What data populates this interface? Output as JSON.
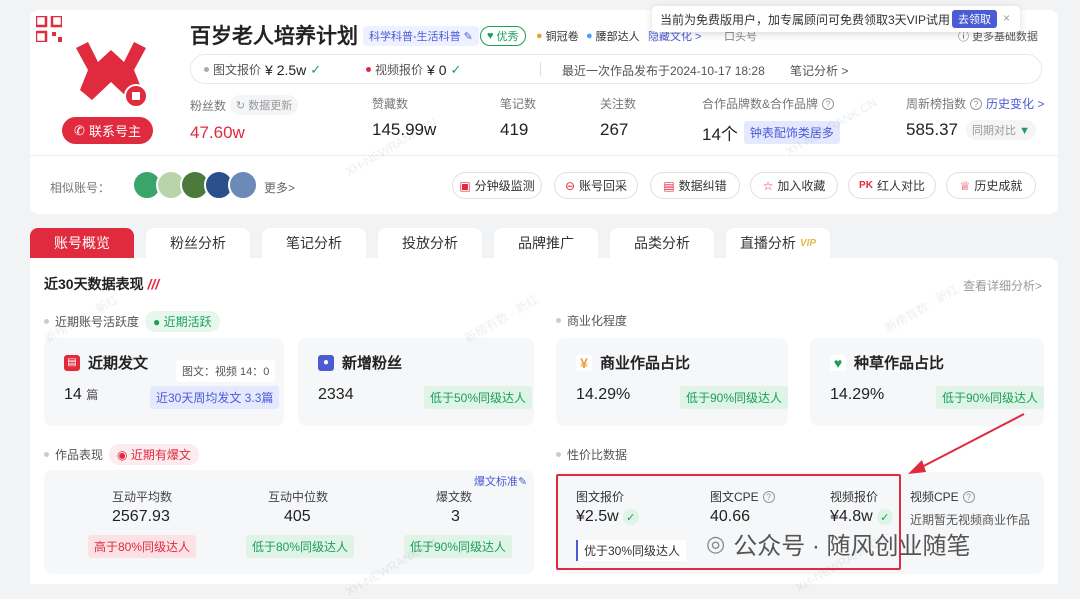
{
  "popup": {
    "text": "当前为免费版用户，加专属顾问可免费领取3天VIP试用",
    "button": "去领取",
    "close": "×"
  },
  "profile": {
    "title": "百岁老人培养计划",
    "category_tag": "科学科普-生活科普",
    "quality_tag": "优秀",
    "tag_copper": "铜冠卷",
    "tag_expert": "腰部达人",
    "tag_hidden1": "隐藏文化 >",
    "tag_hidden2": "口头号",
    "more_data": "更多基础数据",
    "contact_button": "联系号主",
    "image_price_label": "图文报价",
    "image_price_value": "¥ 2.5w",
    "video_price_label": "视频报价",
    "video_price_value": "¥ 0",
    "last_post_label": "最近一次作品发布于2024-10-17 18:28",
    "note_analysis": "笔记分析 >"
  },
  "stats": {
    "fans_label": "粉丝数",
    "refresh": "数据更新",
    "fans_value": "47.60w",
    "likes_label": "赞藏数",
    "likes_value": "145.99w",
    "notes_label": "笔记数",
    "notes_value": "419",
    "follow_label": "关注数",
    "follow_value": "267",
    "brand_label": "合作品牌数&合作品牌",
    "brand_value": "14个",
    "brand_tag": "钟表配饰类居多",
    "rank_label": "周新榜指数",
    "rank_change": "历史变化 >",
    "rank_value": "585.37",
    "rank_compare": "同期对比"
  },
  "similar": {
    "label": "相似账号：",
    "more": "更多>",
    "avatars": [
      {
        "color": "#3aa56a"
      },
      {
        "color": "#b8d4a8"
      },
      {
        "color": "#4b7a3c"
      },
      {
        "color": "#2a4f8a"
      },
      {
        "color": "#6b8ab8"
      }
    ]
  },
  "actions": [
    {
      "icon": "monitor-icon",
      "label": "分钟级监测"
    },
    {
      "icon": "backtrack-icon",
      "label": "账号回采"
    },
    {
      "icon": "correct-icon",
      "label": "数据纠错"
    },
    {
      "icon": "star-icon",
      "label": "加入收藏"
    },
    {
      "icon": "pk-icon",
      "label": "红人对比"
    },
    {
      "icon": "trophy-icon",
      "label": "历史成就"
    }
  ],
  "tabs": [
    "账号概览",
    "粉丝分析",
    "笔记分析",
    "投放分析",
    "品牌推广",
    "品类分析",
    "直播分析"
  ],
  "vip": "VIP",
  "section": {
    "title": "近30天数据表现",
    "detail": "查看详细分析>"
  },
  "activity": {
    "label": "近期账号活跃度",
    "badge": "近期活跃"
  },
  "commercial": {
    "label": "商业化程度"
  },
  "recent_post": {
    "title": "近期发文",
    "ratio": "图文：视频 14：0",
    "value": "14",
    "unit": "篇",
    "badge": "近30天周均发文 3.3篇"
  },
  "new_fans": {
    "title": "新增粉丝",
    "value": "2334",
    "badge": "低于50%同级达人"
  },
  "biz_ratio": {
    "title": "商业作品占比",
    "value": "14.29%",
    "badge": "低于90%同级达人"
  },
  "seed_ratio": {
    "title": "种草作品占比",
    "value": "14.29%",
    "badge": "低于90%同级达人"
  },
  "performance": {
    "label": "作品表现",
    "badge": "近期有爆文",
    "standard": "爆文标准",
    "items": [
      {
        "label": "互动平均数",
        "value": "2567.93",
        "badge": "高于80%同级达人",
        "type": "red"
      },
      {
        "label": "互动中位数",
        "value": "405",
        "badge": "低于80%同级达人",
        "type": "green"
      },
      {
        "label": "爆文数",
        "value": "3",
        "badge": "低于90%同级达人",
        "type": "green"
      }
    ]
  },
  "value_data": {
    "label": "性价比数据",
    "image_price_label": "图文报价",
    "image_price_value": "¥2.5w",
    "image_price_badge": "优于30%同级达人",
    "image_cpe_label": "图文CPE",
    "image_cpe_value": "40.66",
    "video_price_label": "视频报价",
    "video_price_value": "¥4.8w",
    "video_cpe_label": "视频CPE",
    "video_cpe_value": "近期暂无视频商业作品"
  },
  "watermark": {
    "text1": "XH-NEWRANK.CN",
    "text2": "新榜有数 · 新红"
  },
  "wechat": "公众号 · 随风创业随笔"
}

.....

# What the task asks:
Where a line above holds the string "同级达人", show that line.

# Correct response:
    "badge": "低于50%同级达人"
    "badge": "低于90%同级达人"
    "badge": "低于90%同级达人"
        "badge": "高于80%同级达人",
        "badge": "低于80%同级达人",
        "badge": "低于90%同级达人",
    "image_price_badge": "优于30%同级达人",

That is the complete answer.